**Stated exercise**
Below are records. Copy every line with "Runtime" in it.

**Information given**
──────────────────────────────
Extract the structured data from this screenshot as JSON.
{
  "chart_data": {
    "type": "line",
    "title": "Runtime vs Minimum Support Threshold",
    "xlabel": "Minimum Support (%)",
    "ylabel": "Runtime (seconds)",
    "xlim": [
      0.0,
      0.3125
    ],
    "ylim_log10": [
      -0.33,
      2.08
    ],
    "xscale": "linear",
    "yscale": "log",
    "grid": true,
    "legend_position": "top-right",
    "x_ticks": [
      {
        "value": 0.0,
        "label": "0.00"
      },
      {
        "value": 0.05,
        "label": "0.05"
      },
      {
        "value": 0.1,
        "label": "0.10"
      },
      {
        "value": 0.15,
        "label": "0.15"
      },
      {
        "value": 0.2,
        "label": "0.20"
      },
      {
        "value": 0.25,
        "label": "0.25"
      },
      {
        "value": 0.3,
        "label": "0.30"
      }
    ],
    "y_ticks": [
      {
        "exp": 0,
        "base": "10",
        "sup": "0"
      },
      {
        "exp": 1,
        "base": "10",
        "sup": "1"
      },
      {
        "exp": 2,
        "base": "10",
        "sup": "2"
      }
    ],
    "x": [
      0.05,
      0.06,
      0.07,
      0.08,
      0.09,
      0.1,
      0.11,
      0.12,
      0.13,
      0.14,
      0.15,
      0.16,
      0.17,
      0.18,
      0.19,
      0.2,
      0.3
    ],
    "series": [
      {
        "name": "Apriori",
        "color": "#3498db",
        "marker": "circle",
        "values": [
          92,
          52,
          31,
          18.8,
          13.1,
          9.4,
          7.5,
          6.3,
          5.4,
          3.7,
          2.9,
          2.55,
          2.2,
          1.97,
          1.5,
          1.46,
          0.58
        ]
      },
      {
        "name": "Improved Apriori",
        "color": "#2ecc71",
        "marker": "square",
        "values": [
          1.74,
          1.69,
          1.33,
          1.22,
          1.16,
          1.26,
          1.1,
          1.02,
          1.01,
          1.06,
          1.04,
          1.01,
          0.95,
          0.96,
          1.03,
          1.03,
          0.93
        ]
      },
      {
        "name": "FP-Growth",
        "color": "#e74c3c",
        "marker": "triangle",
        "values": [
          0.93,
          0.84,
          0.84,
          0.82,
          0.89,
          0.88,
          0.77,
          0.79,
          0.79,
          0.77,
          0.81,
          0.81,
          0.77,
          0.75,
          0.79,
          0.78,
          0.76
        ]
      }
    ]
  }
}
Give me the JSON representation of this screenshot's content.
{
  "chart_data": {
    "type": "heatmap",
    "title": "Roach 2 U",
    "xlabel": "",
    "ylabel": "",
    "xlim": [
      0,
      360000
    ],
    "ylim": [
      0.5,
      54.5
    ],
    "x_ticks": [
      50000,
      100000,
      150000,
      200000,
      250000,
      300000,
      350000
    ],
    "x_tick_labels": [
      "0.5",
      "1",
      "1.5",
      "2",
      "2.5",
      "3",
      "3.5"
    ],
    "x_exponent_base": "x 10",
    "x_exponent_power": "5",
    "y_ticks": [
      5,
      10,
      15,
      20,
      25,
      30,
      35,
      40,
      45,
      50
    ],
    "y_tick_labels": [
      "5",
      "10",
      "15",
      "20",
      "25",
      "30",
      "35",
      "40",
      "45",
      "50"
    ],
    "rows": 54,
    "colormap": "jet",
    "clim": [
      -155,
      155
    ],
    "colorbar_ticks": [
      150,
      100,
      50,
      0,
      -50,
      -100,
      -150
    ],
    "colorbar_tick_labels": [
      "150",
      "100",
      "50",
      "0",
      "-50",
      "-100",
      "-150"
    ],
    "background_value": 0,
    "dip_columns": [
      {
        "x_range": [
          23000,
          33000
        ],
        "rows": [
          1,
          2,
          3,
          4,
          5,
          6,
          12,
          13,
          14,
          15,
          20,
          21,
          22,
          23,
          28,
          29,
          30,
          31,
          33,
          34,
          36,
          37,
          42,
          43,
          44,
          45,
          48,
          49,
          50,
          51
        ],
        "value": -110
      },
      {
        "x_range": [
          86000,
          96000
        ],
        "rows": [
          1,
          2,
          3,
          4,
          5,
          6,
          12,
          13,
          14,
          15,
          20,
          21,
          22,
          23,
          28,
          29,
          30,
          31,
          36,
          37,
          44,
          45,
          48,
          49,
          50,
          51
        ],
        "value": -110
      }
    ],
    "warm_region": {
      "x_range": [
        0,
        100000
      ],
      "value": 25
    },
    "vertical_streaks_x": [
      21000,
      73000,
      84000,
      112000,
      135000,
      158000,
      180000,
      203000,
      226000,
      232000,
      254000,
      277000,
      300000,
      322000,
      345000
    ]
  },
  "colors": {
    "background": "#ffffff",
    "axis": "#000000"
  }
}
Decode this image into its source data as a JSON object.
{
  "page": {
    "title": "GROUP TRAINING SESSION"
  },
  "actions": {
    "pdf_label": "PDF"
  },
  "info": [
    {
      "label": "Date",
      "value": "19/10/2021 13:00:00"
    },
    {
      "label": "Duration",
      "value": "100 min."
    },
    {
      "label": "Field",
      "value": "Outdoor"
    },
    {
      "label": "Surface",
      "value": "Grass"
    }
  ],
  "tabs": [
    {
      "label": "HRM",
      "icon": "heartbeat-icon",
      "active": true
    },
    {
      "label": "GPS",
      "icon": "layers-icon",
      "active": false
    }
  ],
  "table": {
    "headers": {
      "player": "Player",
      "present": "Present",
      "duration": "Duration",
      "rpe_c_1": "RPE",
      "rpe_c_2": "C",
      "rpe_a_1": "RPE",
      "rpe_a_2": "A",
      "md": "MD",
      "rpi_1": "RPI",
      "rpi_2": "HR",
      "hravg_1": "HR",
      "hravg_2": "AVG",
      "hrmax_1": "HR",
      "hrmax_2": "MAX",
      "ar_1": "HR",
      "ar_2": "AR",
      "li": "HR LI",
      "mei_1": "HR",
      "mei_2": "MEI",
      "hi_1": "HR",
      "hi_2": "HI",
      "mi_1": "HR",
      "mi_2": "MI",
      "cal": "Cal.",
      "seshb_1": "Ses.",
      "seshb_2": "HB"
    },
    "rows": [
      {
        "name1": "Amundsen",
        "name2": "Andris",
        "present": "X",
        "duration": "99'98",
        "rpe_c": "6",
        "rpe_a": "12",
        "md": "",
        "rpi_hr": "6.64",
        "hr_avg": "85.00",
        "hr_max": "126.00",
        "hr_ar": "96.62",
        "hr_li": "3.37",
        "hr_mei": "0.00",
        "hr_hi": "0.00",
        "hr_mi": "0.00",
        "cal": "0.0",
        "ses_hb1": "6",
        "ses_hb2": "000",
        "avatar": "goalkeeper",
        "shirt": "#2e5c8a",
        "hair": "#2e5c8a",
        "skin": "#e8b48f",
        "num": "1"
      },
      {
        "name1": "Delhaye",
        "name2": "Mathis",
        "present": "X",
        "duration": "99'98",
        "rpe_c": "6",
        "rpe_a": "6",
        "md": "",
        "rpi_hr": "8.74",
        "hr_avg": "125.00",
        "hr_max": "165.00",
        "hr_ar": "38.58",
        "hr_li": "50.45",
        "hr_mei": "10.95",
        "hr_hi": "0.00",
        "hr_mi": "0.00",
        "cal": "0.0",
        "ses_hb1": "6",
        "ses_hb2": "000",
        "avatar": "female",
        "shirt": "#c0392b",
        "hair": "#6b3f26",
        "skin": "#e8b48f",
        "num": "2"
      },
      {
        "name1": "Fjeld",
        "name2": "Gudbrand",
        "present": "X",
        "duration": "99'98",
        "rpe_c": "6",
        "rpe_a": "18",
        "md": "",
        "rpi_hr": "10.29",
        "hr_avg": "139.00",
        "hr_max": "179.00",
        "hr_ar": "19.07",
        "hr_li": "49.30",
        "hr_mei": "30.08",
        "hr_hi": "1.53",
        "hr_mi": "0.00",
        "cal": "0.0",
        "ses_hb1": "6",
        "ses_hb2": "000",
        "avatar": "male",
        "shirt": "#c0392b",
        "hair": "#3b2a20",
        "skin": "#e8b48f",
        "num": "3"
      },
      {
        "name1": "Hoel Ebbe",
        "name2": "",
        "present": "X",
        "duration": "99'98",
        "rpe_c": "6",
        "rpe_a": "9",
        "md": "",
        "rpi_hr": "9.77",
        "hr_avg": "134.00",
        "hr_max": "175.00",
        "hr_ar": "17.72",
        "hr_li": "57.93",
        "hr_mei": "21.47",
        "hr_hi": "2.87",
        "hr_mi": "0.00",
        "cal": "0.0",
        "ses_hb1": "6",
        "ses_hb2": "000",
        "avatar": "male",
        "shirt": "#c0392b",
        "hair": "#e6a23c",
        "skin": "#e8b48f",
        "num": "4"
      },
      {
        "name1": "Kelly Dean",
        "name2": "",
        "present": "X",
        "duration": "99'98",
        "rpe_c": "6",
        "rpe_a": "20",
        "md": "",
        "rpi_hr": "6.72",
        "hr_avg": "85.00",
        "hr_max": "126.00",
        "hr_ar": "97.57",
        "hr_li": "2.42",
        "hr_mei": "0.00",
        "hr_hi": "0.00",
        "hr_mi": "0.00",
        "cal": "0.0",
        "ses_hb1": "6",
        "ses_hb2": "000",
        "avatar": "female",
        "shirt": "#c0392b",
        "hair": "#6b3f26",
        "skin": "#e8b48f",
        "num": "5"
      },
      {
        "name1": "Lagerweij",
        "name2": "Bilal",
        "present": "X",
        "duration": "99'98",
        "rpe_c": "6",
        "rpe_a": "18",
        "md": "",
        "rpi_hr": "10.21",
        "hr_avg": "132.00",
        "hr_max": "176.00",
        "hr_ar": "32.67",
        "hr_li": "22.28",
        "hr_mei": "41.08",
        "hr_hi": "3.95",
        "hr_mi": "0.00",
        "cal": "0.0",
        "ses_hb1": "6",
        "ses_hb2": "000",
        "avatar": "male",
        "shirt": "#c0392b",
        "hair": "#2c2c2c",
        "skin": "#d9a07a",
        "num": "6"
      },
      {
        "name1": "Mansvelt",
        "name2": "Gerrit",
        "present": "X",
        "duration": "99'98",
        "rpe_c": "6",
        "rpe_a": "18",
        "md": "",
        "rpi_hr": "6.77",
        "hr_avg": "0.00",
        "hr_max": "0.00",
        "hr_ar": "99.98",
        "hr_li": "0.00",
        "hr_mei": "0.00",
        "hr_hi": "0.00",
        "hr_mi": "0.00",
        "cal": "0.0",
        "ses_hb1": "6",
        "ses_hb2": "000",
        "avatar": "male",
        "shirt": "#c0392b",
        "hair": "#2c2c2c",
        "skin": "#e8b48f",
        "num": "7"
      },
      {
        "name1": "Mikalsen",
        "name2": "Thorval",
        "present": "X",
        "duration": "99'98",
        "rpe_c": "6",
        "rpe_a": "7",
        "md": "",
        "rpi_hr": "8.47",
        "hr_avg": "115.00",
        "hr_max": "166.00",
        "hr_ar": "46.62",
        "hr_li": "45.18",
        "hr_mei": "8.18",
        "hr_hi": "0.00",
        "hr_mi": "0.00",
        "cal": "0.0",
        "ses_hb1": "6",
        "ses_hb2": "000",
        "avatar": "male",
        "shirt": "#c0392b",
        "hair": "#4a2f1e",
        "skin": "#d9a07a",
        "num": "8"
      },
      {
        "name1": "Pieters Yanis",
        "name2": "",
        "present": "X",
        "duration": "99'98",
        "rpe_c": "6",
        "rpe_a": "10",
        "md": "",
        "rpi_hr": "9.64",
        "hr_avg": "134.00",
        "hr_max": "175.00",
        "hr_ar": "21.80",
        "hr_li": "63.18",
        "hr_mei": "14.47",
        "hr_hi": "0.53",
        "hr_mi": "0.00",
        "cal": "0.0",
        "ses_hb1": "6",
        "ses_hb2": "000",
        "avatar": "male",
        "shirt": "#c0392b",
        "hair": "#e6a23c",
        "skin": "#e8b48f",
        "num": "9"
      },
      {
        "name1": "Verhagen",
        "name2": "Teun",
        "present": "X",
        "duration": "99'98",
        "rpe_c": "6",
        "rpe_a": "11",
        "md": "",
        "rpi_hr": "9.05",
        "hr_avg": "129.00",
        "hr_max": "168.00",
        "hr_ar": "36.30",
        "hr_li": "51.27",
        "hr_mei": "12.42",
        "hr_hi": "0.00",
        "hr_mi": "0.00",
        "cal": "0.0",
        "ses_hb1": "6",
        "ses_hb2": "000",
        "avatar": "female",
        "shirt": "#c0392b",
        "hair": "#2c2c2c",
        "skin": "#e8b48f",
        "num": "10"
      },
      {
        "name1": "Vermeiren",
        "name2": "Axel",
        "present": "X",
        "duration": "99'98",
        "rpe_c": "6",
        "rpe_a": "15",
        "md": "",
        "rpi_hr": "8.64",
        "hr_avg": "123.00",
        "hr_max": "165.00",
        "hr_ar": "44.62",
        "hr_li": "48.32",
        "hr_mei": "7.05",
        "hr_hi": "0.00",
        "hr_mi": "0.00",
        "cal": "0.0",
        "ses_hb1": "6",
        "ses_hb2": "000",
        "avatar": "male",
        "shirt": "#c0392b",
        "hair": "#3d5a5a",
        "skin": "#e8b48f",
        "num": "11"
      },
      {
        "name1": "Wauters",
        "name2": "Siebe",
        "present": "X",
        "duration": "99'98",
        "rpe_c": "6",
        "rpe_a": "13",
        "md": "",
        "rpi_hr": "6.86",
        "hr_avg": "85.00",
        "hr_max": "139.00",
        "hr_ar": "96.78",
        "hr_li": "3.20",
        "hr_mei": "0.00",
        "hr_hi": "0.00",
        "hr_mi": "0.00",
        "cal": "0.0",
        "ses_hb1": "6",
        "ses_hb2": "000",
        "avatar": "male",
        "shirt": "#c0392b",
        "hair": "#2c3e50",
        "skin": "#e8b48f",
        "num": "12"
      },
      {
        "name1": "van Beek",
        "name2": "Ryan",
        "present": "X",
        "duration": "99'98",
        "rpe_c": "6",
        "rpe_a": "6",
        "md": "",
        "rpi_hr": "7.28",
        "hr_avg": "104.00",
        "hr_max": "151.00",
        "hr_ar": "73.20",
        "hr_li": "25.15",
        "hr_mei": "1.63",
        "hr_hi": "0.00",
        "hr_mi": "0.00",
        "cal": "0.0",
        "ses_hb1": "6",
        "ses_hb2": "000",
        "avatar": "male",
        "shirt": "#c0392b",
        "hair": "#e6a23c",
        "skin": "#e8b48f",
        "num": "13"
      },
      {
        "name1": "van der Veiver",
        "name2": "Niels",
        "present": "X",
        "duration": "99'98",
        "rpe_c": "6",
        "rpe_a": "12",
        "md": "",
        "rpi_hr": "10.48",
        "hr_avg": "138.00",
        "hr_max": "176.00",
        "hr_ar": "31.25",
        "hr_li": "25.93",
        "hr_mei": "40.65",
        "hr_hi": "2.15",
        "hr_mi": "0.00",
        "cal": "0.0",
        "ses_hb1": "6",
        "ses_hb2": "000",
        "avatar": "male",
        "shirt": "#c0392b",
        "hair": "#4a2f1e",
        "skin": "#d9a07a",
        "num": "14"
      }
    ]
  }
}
──────────────────────────────
**Answer below**
    "title": "Runtime vs Minimum Support Threshold",
    "ylabel": "Runtime (seconds)",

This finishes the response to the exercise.